● **DATASET RECORDS**
** begin **
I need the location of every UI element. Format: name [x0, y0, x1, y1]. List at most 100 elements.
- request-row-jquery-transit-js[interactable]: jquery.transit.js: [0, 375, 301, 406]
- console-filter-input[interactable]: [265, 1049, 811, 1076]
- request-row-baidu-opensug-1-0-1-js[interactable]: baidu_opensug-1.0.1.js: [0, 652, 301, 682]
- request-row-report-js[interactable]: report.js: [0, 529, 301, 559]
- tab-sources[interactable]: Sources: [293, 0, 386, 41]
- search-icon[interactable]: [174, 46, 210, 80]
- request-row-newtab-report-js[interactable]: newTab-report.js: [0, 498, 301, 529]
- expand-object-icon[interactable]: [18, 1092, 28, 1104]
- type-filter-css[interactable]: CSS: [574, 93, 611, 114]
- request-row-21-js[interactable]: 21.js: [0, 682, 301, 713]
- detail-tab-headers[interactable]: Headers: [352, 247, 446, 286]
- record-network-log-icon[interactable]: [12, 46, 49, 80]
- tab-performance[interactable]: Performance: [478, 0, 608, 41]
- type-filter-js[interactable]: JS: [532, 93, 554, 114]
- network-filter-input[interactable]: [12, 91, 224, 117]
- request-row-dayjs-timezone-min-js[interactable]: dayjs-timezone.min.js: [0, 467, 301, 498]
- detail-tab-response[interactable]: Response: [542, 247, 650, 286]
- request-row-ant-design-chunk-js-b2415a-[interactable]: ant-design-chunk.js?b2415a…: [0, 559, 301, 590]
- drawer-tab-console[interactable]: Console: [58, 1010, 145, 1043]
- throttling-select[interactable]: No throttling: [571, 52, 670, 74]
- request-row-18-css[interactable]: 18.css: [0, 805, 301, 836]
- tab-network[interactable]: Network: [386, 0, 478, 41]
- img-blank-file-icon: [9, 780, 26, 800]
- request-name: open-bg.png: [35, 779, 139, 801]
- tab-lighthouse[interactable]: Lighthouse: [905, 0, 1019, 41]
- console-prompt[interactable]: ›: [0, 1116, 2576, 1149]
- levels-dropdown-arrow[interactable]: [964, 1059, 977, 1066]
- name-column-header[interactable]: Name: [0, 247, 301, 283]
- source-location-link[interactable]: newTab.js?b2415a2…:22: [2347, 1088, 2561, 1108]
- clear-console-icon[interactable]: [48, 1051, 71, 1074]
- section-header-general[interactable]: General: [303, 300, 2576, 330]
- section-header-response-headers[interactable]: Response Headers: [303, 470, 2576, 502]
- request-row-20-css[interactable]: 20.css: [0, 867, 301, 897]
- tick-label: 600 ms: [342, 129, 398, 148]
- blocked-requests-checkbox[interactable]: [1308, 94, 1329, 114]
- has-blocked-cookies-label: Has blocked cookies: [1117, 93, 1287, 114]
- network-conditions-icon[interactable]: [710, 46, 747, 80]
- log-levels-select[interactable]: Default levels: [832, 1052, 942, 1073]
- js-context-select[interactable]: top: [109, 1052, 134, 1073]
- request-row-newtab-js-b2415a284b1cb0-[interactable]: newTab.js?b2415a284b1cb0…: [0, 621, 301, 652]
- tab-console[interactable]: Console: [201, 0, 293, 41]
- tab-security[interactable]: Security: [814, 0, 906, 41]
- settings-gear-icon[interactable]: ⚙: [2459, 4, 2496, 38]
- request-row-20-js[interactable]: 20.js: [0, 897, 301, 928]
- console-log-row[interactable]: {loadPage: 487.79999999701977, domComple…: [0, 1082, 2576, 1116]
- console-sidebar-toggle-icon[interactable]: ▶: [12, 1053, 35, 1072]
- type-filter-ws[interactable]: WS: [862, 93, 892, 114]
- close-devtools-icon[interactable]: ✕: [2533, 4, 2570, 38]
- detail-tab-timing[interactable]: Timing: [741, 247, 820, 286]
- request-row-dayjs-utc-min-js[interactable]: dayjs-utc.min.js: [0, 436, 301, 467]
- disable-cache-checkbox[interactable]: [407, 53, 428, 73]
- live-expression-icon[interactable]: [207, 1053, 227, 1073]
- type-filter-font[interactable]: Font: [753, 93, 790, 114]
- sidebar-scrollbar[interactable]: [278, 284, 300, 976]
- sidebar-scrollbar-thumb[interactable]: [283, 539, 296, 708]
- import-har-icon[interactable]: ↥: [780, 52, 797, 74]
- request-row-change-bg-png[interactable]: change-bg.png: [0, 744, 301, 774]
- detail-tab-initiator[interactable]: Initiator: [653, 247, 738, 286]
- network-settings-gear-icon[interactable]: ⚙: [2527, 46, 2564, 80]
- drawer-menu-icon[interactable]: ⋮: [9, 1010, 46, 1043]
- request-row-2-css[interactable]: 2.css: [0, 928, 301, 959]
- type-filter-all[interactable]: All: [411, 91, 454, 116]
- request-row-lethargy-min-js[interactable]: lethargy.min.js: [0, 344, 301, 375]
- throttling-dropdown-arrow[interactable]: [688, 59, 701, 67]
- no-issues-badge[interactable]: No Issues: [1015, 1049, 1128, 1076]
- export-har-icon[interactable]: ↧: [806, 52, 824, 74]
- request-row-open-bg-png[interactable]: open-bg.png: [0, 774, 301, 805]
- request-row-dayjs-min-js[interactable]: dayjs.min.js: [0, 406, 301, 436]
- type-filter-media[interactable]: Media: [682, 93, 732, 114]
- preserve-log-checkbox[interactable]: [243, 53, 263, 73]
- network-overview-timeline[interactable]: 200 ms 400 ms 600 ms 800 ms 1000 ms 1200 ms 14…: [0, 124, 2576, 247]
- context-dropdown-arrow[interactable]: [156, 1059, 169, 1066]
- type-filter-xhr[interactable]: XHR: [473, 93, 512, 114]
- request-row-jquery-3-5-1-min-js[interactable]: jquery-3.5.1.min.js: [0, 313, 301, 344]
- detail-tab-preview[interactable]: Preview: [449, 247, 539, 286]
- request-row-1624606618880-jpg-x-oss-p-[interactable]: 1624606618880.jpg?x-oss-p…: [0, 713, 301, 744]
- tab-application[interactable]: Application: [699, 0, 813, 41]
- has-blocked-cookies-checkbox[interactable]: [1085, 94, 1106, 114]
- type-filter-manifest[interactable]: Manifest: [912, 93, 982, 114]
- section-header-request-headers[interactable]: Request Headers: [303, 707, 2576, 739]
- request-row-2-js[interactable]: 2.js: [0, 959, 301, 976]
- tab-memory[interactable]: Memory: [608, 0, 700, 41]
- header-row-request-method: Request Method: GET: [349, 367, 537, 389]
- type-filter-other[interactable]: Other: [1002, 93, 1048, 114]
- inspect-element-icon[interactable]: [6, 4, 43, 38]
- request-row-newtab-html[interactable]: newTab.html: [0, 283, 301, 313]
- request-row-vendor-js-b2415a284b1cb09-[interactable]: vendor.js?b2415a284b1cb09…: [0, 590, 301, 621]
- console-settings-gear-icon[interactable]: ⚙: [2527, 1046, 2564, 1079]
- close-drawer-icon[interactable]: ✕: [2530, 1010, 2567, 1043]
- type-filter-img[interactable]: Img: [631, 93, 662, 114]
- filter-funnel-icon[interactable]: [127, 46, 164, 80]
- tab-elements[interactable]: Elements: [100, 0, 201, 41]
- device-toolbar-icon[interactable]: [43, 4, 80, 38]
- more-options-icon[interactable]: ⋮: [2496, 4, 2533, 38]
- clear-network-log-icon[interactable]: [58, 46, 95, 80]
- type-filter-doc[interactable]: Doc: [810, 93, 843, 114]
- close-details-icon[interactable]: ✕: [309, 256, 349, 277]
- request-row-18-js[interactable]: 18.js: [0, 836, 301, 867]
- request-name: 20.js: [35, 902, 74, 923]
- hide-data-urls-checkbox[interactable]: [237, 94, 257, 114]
** end **
● **PROBLEM REQUIREMENTS**
Please rewrite these lines with "No throttling" changed to "Fast 3G", leaving everything else as it is.

● **RESPONSE TO THE TASK**
I need the location of every UI element. Format: name [x0, y0, x1, y1]. List at most 100 elements.
- request-row-jquery-transit-js[interactable]: jquery.transit.js: [0, 375, 301, 406]
- console-filter-input[interactable]: [265, 1049, 811, 1076]
- request-row-baidu-opensug-1-0-1-js[interactable]: baidu_opensug-1.0.1.js: [0, 652, 301, 682]
- request-row-report-js[interactable]: report.js: [0, 529, 301, 559]
- tab-sources[interactable]: Sources: [293, 0, 386, 41]
- search-icon[interactable]: [174, 46, 210, 80]
- request-row-newtab-report-js[interactable]: newTab-report.js: [0, 498, 301, 529]
- expand-object-icon[interactable]: [18, 1092, 28, 1104]
- type-filter-css[interactable]: CSS: [574, 93, 611, 114]
- request-row-21-js[interactable]: 21.js: [0, 682, 301, 713]
- detail-tab-headers[interactable]: Headers: [352, 247, 446, 286]
- record-network-log-icon[interactable]: [12, 46, 49, 80]
- tab-performance[interactable]: Performance: [478, 0, 608, 41]
- type-filter-js[interactable]: JS: [532, 93, 554, 114]
- network-filter-input[interactable]: [12, 91, 224, 117]
- request-row-dayjs-timezone-min-js[interactable]: dayjs-timezone.min.js: [0, 467, 301, 498]
- detail-tab-response[interactable]: Response: [542, 247, 650, 286]
- request-row-ant-design-chunk-js-b2415a-[interactable]: ant-design-chunk.js?b2415a…: [0, 559, 301, 590]
- drawer-tab-console[interactable]: Console: [58, 1010, 145, 1043]
- throttling-select[interactable]: Fast 3G: [571, 52, 670, 74]
- request-row-18-css[interactable]: 18.css: [0, 805, 301, 836]
- tab-network[interactable]: Network: [386, 0, 478, 41]
- img-blank-file-icon: [9, 780, 26, 800]
- request-name: open-bg.png: [35, 779, 139, 801]
- tab-lighthouse[interactable]: Lighthouse: [905, 0, 1019, 41]
- console-prompt[interactable]: ›: [0, 1116, 2576, 1149]
- levels-dropdown-arrow[interactable]: [964, 1059, 977, 1066]
- name-column-header[interactable]: Name: [0, 247, 301, 283]
- source-location-link[interactable]: newTab.js?b2415a2…:22: [2347, 1088, 2561, 1108]
- clear-console-icon[interactable]: [48, 1051, 71, 1074]
- section-header-general[interactable]: General: [303, 300, 2576, 330]
- section-header-response-headers[interactable]: Response Headers: [303, 470, 2576, 502]
- request-row-20-css[interactable]: 20.css: [0, 867, 301, 897]
- tick-label: 600 ms: [342, 129, 398, 148]
- blocked-requests-checkbox[interactable]: [1308, 94, 1329, 114]
- has-blocked-cookies-label: Has blocked cookies: [1117, 93, 1287, 114]
- network-conditions-icon[interactable]: [710, 46, 747, 80]
- log-levels-select[interactable]: Default levels: [832, 1052, 942, 1073]
- js-context-select[interactable]: top: [109, 1052, 134, 1073]
- request-row-newtab-js-b2415a284b1cb0-[interactable]: newTab.js?b2415a284b1cb0…: [0, 621, 301, 652]
- tab-console[interactable]: Console: [201, 0, 293, 41]
- tab-security[interactable]: Security: [814, 0, 906, 41]
- settings-gear-icon[interactable]: ⚙: [2459, 4, 2496, 38]
- request-row-20-js[interactable]: 20.js: [0, 897, 301, 928]
- console-log-row[interactable]: {loadPage: 487.79999999701977, domComple…: [0, 1082, 2576, 1116]
- console-sidebar-toggle-icon[interactable]: ▶: [12, 1053, 35, 1072]
- type-filter-ws[interactable]: WS: [862, 93, 892, 114]
- close-devtools-icon[interactable]: ✕: [2533, 4, 2570, 38]
- detail-tab-timing[interactable]: Timing: [741, 247, 820, 286]
- request-row-dayjs-utc-min-js[interactable]: dayjs-utc.min.js: [0, 436, 301, 467]
- disable-cache-checkbox[interactable]: [407, 53, 428, 73]
- live-expression-icon[interactable]: [207, 1053, 227, 1073]
- type-filter-font[interactable]: Font: [753, 93, 790, 114]
- sidebar-scrollbar[interactable]: [278, 284, 300, 976]
- sidebar-scrollbar-thumb[interactable]: [283, 539, 296, 708]
- import-har-icon[interactable]: ↥: [780, 52, 797, 74]
- request-row-change-bg-png[interactable]: change-bg.png: [0, 744, 301, 774]
- detail-tab-initiator[interactable]: Initiator: [653, 247, 738, 286]
- network-settings-gear-icon[interactable]: ⚙: [2527, 46, 2564, 80]
- drawer-menu-icon[interactable]: ⋮: [9, 1010, 46, 1043]
- request-row-2-css[interactable]: 2.css: [0, 928, 301, 959]
- type-filter-all[interactable]: All: [411, 91, 454, 116]
- request-row-lethargy-min-js[interactable]: lethargy.min.js: [0, 344, 301, 375]
- throttling-dropdown-arrow[interactable]: [688, 59, 701, 67]
- no-issues-badge[interactable]: No Issues: [1015, 1049, 1128, 1076]
- export-har-icon[interactable]: ↧: [806, 52, 824, 74]
- request-row-open-bg-png[interactable]: open-bg.png: [0, 774, 301, 805]
- request-row-dayjs-min-js[interactable]: dayjs.min.js: [0, 406, 301, 436]
- type-filter-media[interactable]: Media: [682, 93, 732, 114]
- preserve-log-checkbox[interactable]: [243, 53, 263, 73]
- network-overview-timeline[interactable]: 200 ms 400 ms 600 ms 800 ms 1000 ms 1200 ms 14…: [0, 124, 2576, 247]
- context-dropdown-arrow[interactable]: [156, 1059, 169, 1066]
- type-filter-xhr[interactable]: XHR: [473, 93, 512, 114]
- request-row-jquery-3-5-1-min-js[interactable]: jquery-3.5.1.min.js: [0, 313, 301, 344]
- detail-tab-preview[interactable]: Preview: [449, 247, 539, 286]
- request-row-1624606618880-jpg-x-oss-p-[interactable]: 1624606618880.jpg?x-oss-p…: [0, 713, 301, 744]
- tab-application[interactable]: Application: [699, 0, 813, 41]
- has-blocked-cookies-checkbox[interactable]: [1085, 94, 1106, 114]
- type-filter-manifest[interactable]: Manifest: [912, 93, 982, 114]
- section-header-request-headers[interactable]: Request Headers: [303, 707, 2576, 739]
- request-row-2-js[interactable]: 2.js: [0, 959, 301, 976]
- tab-memory[interactable]: Memory: [608, 0, 700, 41]
- header-row-request-method: Request Method: GET: [349, 367, 537, 389]
- type-filter-other[interactable]: Other: [1002, 93, 1048, 114]
- inspect-element-icon[interactable]: [6, 4, 43, 38]
- request-row-newtab-html[interactable]: newTab.html: [0, 283, 301, 313]
- request-row-vendor-js-b2415a284b1cb09-[interactable]: vendor.js?b2415a284b1cb09…: [0, 590, 301, 621]
- console-settings-gear-icon[interactable]: ⚙: [2527, 1046, 2564, 1079]
- close-drawer-icon[interactable]: ✕: [2530, 1010, 2567, 1043]
- type-filter-img[interactable]: Img: [631, 93, 662, 114]
- filter-funnel-icon[interactable]: [127, 46, 164, 80]
- tab-elements[interactable]: Elements: [100, 0, 201, 41]
- device-toolbar-icon[interactable]: [43, 4, 80, 38]
- more-options-icon[interactable]: ⋮: [2496, 4, 2533, 38]
- clear-network-log-icon[interactable]: [58, 46, 95, 80]
- type-filter-doc[interactable]: Doc: [810, 93, 843, 114]
- close-details-icon[interactable]: ✕: [309, 256, 349, 277]
- request-row-18-js[interactable]: 18.js: [0, 836, 301, 867]
- request-name: 20.js: [35, 902, 74, 923]
- hide-data-urls-checkbox[interactable]: [237, 94, 257, 114]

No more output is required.